PROBLEM TO WORK ON: Lay out every line of the rows below as a numbered list, omitting any blank lines.

** START OF MATERIAL **

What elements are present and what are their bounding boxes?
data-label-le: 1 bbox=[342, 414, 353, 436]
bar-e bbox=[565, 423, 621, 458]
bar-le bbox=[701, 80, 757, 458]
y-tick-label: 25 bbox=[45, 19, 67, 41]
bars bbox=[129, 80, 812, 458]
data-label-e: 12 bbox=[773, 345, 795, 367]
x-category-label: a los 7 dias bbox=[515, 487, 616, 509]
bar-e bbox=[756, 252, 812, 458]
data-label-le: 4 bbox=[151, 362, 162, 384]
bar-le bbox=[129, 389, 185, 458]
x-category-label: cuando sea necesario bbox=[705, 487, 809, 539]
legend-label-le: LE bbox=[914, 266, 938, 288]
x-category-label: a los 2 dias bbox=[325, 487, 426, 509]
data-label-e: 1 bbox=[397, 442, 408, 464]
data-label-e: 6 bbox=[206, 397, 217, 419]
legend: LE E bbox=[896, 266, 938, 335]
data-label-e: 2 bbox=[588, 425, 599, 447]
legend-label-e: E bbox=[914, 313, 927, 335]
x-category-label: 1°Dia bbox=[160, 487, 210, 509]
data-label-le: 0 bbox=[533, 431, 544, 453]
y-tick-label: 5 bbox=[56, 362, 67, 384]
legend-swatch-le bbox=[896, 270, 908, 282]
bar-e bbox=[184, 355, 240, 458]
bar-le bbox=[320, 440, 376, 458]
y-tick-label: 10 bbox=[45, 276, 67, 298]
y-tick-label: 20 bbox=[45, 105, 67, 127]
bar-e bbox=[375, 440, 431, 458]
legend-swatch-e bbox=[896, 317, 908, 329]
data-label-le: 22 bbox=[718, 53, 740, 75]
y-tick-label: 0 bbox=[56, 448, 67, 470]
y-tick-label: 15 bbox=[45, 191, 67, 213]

** END OF MATERIAL **

RESPONSE FOR THIS EXERCISE:
1. What elements are present and what are their bounding boxes?
2. data-label-le: 1 bbox=[342, 414, 353, 436]
3. bar-e bbox=[565, 423, 621, 458]
4. bar-le bbox=[701, 80, 757, 458]
5. y-tick-label: 25 bbox=[45, 19, 67, 41]
6. bars bbox=[129, 80, 812, 458]
7. data-label-e: 12 bbox=[773, 345, 795, 367]
8. x-category-label: a los 7 dias bbox=[515, 487, 616, 509]
9. bar-e bbox=[756, 252, 812, 458]
10. data-label-le: 4 bbox=[151, 362, 162, 384]
11. bar-le bbox=[129, 389, 185, 458]
12. x-category-label: cuando sea necesario bbox=[705, 487, 809, 539]
13. legend-label-le: LE bbox=[914, 266, 938, 288]
14. x-category-label: a los 2 dias bbox=[325, 487, 426, 509]
15. data-label-e: 1 bbox=[397, 442, 408, 464]
16. data-label-e: 6 bbox=[206, 397, 217, 419]
17. legend: LE E bbox=[896, 266, 938, 335]
18. data-label-e: 2 bbox=[588, 425, 599, 447]
19. legend-label-e: E bbox=[914, 313, 927, 335]
20. x-category-label: 1°Dia bbox=[160, 487, 210, 509]
21. data-label-le: 0 bbox=[533, 431, 544, 453]
22. y-tick-label: 5 bbox=[56, 362, 67, 384]
23. legend-swatch-le bbox=[896, 270, 908, 282]
24. bar-e bbox=[184, 355, 240, 458]
25. bar-le bbox=[320, 440, 376, 458]
26. y-tick-label: 10 bbox=[45, 276, 67, 298]
27. y-tick-label: 20 bbox=[45, 105, 67, 127]
28. bar-e bbox=[375, 440, 431, 458]
29. legend-swatch-e bbox=[896, 317, 908, 329]
30. data-label-le: 22 bbox=[718, 53, 740, 75]
31. y-tick-label: 0 bbox=[56, 448, 67, 470]
32. y-tick-label: 15 bbox=[45, 191, 67, 213]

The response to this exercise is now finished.